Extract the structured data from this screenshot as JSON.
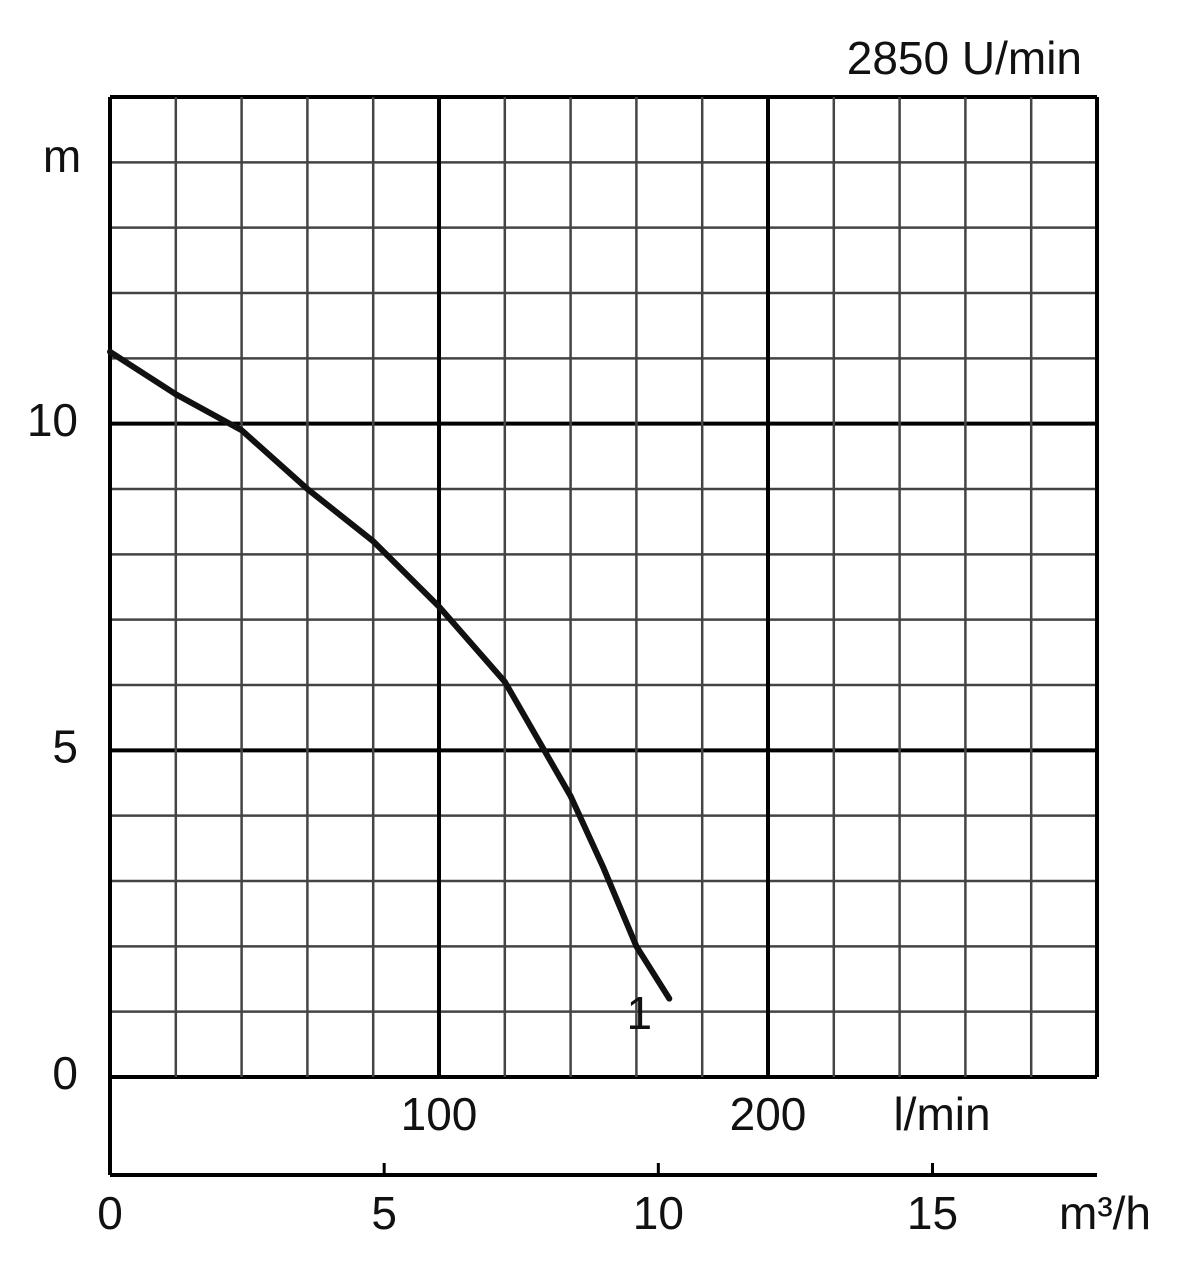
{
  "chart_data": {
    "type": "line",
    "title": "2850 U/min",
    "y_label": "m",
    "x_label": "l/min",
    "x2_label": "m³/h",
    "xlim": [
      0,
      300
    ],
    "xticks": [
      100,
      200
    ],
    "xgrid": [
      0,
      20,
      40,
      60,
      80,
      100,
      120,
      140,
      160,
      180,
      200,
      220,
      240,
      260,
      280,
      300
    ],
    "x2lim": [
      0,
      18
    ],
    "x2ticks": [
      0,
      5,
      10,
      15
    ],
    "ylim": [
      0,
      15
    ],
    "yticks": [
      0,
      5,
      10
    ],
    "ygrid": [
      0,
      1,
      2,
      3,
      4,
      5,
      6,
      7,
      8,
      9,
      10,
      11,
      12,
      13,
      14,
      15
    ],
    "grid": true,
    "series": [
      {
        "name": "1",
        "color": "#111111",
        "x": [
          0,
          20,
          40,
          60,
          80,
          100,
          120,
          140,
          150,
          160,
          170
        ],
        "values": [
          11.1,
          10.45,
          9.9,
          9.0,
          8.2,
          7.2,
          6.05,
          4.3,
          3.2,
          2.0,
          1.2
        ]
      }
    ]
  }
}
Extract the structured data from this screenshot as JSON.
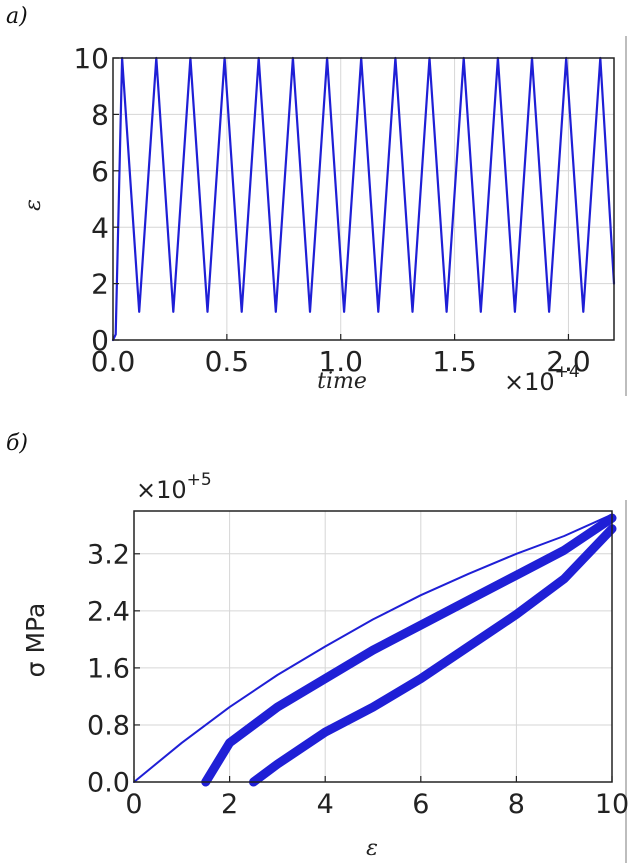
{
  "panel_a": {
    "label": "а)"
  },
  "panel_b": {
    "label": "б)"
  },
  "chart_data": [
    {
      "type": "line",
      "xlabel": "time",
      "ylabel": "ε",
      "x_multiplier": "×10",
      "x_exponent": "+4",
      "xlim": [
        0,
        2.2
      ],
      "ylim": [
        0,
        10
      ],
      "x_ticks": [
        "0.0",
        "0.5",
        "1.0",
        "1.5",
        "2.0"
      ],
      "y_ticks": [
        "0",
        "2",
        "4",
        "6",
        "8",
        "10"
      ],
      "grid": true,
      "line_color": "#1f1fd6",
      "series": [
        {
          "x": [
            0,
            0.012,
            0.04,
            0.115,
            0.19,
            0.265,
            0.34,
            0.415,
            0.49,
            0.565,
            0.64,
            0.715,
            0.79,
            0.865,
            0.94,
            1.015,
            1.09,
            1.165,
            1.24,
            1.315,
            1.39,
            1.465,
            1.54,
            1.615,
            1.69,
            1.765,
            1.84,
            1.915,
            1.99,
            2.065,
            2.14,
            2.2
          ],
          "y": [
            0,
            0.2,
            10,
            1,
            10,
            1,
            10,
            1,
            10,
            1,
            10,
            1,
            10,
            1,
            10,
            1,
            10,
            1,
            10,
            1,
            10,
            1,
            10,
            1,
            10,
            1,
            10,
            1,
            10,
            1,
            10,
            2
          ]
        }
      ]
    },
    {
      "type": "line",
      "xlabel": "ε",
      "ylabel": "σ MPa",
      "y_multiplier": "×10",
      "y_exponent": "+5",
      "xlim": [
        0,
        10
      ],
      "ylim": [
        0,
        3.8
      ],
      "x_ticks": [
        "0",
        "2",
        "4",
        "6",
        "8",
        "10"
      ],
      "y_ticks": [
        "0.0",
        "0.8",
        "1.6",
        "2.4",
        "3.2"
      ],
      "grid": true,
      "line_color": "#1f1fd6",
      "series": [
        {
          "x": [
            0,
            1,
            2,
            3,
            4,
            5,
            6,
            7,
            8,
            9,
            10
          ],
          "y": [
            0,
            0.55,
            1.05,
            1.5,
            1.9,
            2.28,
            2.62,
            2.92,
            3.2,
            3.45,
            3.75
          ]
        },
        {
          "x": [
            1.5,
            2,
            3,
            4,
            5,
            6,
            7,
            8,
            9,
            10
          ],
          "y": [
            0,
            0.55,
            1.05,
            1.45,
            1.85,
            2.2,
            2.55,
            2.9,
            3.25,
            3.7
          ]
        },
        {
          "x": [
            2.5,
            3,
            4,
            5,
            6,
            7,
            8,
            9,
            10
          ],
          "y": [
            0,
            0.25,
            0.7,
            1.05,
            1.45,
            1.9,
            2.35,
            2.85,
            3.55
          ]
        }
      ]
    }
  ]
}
◆ ◆ ◆ ◆ ◆
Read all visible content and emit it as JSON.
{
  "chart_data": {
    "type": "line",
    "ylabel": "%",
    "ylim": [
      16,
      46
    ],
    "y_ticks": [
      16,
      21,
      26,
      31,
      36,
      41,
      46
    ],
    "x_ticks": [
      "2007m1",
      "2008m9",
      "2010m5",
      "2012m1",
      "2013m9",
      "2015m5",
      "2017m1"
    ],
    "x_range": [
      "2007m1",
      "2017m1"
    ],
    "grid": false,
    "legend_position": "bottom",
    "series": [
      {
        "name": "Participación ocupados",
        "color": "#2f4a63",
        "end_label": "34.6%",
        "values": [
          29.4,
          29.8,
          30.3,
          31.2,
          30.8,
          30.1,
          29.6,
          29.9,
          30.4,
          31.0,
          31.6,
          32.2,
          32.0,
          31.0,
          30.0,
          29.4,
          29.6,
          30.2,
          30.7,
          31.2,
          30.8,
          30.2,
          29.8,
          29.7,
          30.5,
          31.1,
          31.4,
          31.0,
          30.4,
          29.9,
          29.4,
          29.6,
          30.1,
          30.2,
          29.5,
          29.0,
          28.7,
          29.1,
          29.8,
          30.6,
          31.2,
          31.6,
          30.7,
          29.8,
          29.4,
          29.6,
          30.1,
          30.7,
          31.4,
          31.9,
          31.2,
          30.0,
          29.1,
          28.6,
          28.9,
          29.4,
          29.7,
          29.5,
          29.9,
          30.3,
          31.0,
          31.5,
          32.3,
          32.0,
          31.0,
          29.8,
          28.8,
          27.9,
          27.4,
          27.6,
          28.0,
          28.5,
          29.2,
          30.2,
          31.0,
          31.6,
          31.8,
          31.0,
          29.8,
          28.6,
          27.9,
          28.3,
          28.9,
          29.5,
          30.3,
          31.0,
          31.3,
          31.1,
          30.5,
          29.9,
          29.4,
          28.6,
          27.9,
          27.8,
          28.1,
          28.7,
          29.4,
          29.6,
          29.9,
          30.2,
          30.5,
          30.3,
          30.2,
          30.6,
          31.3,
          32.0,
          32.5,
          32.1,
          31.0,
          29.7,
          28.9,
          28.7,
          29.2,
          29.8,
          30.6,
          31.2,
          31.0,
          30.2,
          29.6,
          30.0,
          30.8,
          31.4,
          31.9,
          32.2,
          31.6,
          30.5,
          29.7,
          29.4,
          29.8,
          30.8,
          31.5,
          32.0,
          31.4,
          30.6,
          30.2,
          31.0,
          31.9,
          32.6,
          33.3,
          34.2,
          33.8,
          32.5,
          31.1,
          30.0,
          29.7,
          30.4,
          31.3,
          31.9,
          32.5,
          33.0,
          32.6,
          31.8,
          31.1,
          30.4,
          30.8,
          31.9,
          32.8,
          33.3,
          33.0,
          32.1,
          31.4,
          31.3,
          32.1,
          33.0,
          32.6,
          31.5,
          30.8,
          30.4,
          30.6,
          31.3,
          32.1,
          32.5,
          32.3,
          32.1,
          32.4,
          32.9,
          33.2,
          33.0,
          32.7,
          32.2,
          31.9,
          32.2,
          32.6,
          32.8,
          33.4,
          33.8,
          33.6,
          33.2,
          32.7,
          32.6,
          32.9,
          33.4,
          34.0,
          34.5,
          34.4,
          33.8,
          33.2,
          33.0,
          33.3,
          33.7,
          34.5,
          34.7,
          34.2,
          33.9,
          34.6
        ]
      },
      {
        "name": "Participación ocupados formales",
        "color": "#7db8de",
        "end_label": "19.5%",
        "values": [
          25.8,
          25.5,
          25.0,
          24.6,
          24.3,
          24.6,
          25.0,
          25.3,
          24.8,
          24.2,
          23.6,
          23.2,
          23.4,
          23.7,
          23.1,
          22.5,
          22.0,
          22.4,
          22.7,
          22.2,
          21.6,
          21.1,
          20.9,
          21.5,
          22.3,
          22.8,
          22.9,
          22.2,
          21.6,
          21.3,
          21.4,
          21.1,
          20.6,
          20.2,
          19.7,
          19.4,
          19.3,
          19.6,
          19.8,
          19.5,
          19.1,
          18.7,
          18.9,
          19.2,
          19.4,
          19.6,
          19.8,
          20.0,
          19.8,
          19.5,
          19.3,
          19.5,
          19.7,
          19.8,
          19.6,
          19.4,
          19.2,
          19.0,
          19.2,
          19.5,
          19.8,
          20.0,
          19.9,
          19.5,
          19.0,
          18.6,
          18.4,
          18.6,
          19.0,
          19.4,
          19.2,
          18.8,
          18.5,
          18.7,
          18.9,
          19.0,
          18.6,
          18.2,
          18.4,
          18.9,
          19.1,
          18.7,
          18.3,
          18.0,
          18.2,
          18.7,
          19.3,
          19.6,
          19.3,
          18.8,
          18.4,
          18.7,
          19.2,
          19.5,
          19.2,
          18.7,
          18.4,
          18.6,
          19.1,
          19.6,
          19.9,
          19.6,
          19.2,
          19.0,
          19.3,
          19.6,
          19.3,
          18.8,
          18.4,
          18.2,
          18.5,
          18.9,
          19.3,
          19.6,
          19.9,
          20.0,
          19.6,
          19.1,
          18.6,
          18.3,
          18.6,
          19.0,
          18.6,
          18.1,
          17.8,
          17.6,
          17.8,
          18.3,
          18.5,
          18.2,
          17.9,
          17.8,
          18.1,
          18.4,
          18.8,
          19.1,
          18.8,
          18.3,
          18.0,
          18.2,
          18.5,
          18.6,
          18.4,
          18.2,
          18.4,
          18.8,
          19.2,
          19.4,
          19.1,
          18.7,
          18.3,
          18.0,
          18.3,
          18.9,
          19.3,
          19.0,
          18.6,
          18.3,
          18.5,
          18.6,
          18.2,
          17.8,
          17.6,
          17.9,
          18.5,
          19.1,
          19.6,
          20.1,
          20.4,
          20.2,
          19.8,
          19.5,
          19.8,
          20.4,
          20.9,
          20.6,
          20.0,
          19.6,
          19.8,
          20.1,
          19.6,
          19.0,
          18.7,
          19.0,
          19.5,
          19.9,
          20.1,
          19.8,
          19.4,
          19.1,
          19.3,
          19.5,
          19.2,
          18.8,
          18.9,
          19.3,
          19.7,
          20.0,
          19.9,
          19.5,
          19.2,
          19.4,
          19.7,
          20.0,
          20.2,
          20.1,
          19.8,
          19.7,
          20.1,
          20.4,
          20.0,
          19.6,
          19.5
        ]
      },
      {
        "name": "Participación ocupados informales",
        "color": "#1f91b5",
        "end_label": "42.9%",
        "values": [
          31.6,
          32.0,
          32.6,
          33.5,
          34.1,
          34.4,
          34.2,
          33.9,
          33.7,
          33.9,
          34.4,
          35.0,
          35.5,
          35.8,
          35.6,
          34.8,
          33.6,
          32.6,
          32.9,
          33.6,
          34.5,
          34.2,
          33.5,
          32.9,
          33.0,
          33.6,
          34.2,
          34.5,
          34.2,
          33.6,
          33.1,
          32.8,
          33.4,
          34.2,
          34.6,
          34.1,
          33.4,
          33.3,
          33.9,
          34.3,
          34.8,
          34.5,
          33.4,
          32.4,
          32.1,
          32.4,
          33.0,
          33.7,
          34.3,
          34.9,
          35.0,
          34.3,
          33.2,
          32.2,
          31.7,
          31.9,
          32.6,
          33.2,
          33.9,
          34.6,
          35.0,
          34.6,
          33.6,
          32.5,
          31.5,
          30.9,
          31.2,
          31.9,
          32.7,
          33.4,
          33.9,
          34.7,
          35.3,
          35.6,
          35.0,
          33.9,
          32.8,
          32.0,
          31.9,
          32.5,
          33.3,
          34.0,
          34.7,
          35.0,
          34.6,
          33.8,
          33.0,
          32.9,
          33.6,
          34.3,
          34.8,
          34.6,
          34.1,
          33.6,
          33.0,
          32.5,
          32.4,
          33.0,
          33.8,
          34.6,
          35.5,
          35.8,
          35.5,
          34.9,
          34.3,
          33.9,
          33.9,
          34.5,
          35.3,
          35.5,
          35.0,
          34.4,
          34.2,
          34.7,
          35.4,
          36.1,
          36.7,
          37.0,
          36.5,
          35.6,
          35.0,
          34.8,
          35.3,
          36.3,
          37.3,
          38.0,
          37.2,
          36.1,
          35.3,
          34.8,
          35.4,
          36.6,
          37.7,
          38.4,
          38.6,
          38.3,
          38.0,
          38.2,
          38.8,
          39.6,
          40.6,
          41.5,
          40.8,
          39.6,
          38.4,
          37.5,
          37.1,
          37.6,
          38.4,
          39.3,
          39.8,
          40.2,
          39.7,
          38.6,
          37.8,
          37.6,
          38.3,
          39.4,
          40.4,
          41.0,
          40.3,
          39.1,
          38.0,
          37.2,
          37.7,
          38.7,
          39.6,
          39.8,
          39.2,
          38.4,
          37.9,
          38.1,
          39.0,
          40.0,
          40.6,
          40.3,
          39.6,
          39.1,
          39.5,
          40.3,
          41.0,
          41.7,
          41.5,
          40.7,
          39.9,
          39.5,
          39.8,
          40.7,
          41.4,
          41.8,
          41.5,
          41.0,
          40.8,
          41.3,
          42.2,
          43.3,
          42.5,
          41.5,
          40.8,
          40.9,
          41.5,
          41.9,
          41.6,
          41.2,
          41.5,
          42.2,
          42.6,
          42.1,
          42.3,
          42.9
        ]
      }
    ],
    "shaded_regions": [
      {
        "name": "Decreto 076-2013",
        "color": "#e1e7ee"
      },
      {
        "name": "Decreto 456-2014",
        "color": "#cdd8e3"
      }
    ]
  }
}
◆ ◆ ◆ ◆ ◆
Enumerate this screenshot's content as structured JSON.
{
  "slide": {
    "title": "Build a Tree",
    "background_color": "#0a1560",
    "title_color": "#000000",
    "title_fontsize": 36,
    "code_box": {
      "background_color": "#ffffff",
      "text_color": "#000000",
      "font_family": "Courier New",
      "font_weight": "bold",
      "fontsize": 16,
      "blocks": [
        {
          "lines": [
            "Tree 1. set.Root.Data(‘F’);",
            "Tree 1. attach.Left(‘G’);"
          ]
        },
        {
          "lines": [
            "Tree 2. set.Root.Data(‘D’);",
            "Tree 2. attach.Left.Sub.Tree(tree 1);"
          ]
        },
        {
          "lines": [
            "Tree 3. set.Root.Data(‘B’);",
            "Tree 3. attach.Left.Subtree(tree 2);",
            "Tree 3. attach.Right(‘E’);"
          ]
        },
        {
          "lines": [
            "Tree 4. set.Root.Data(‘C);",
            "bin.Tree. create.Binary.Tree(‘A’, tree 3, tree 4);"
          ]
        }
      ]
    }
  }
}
◆ ◆ ◆ ◆ ◆
Objective ▸
Examine the data above and state how many of its lines contain the word "attach", with no further remarks.

The response ▸
4